ASSIGNED TASK
The entries contain pictures, which should not appear in the copy; everything else must be reproduced exactly.

=== Begin Enclosure ===

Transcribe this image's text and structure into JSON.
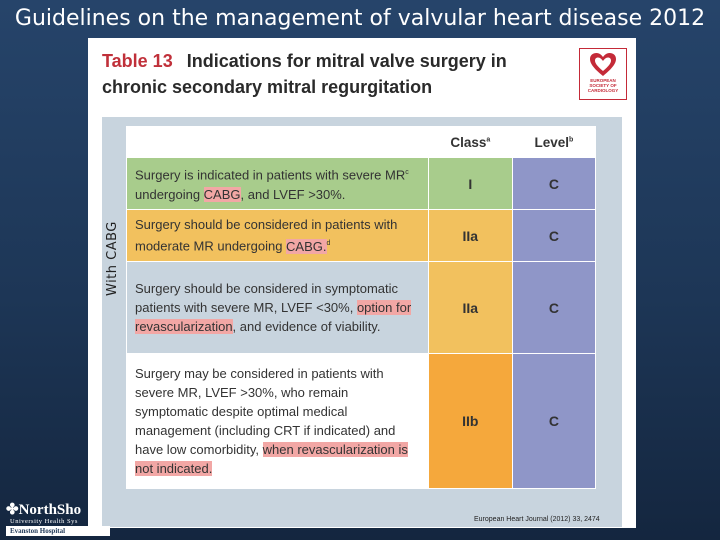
{
  "slide": {
    "title": "Guidelines on the management of valvular heart disease 2012"
  },
  "side_label": "With CABG",
  "document": {
    "table_number": "Table 13",
    "table_title": "Indications for mitral valve surgery in chronic secondary mitral regurgitation",
    "citation": "European Heart Journal (2012) 33, 2474"
  },
  "esc_logo": {
    "text_lines": [
      "EUROPEAN",
      "SOCIETY OF",
      "CARDIOLOGY"
    ]
  },
  "table": {
    "headers": {
      "class": "Class",
      "class_sup": "a",
      "level": "Level",
      "level_sup": "b"
    },
    "rows": [
      {
        "parts": {
          "a": "Surgery is indicated in patients with severe MR",
          "sup1": "c",
          "b": " undergoing ",
          "hl": "CABG",
          "c": ", and LVEF >30%."
        },
        "class": "I",
        "level": "C",
        "class_color": "#a8cc8c",
        "text_color": "#a8cc8c"
      },
      {
        "parts": {
          "a": "Surgery should be considered in patients with moderate MR undergoing ",
          "hl": "CABG.",
          "sup2": "d"
        },
        "class": "IIa",
        "level": "C",
        "class_color": "#f2c15e",
        "text_color": "#f2c15e"
      },
      {
        "parts": {
          "a": "Surgery should be considered in symptomatic patients with severe MR, LVEF <30%, ",
          "hl": "option for revascularization",
          "c": ", and evidence of viability."
        },
        "class": "IIa",
        "level": "C",
        "class_color": "#f2c15e",
        "text_color": "#c8d4de"
      },
      {
        "parts": {
          "a": "Surgery may be considered in patients with severe MR, LVEF >30%, who remain symptomatic despite optimal medical management (including CRT if indicated) and have low comorbidity, ",
          "hl": "when revascularization is not indicated."
        },
        "class": "IIb",
        "level": "C",
        "class_color": "#f5a83c",
        "text_color": "#ffffff"
      }
    ]
  },
  "branding": {
    "name": "NorthSho",
    "sub": "University Health Sys",
    "hospital": "Evanston Hospital"
  }
}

=== End Enclosure ===

WORKED SOLUTION
Transcribe this image's text and structure into JSON.
{
  "slide": {
    "title": "Guidelines on the management of valvular heart disease 2012"
  },
  "side_label": "With CABG",
  "document": {
    "table_number": "Table 13",
    "table_title": "Indications for mitral valve surgery in chronic secondary mitral regurgitation",
    "citation": "European Heart Journal (2012) 33, 2474"
  },
  "esc_logo": {
    "text_lines": [
      "EUROPEAN",
      "SOCIETY OF",
      "CARDIOLOGY"
    ]
  },
  "table": {
    "headers": {
      "class": "Class",
      "class_sup": "a",
      "level": "Level",
      "level_sup": "b"
    },
    "rows": [
      {
        "parts": {
          "a": "Surgery is indicated in patients with severe MR",
          "sup1": "c",
          "b": " undergoing ",
          "hl": "CABG",
          "c": ", and LVEF >30%."
        },
        "class": "I",
        "level": "C",
        "class_color": "#a8cc8c",
        "text_color": "#a8cc8c"
      },
      {
        "parts": {
          "a": "Surgery should be considered in patients with moderate MR undergoing ",
          "hl": "CABG.",
          "sup2": "d"
        },
        "class": "IIa",
        "level": "C",
        "class_color": "#f2c15e",
        "text_color": "#f2c15e"
      },
      {
        "parts": {
          "a": "Surgery should be considered in symptomatic patients with severe MR, LVEF <30%, ",
          "hl": "option for revascularization",
          "c": ", and evidence of viability."
        },
        "class": "IIa",
        "level": "C",
        "class_color": "#f2c15e",
        "text_color": "#c8d4de"
      },
      {
        "parts": {
          "a": "Surgery may be considered in patients with severe MR, LVEF >30%, who remain symptomatic despite optimal medical management (including CRT if indicated) and have low comorbidity, ",
          "hl": "when revascularization is not indicated."
        },
        "class": "IIb",
        "level": "C",
        "class_color": "#f5a83c",
        "text_color": "#ffffff"
      }
    ]
  },
  "branding": {
    "name": "NorthSho",
    "sub": "University Health Sys",
    "hospital": "Evanston Hospital"
  }
}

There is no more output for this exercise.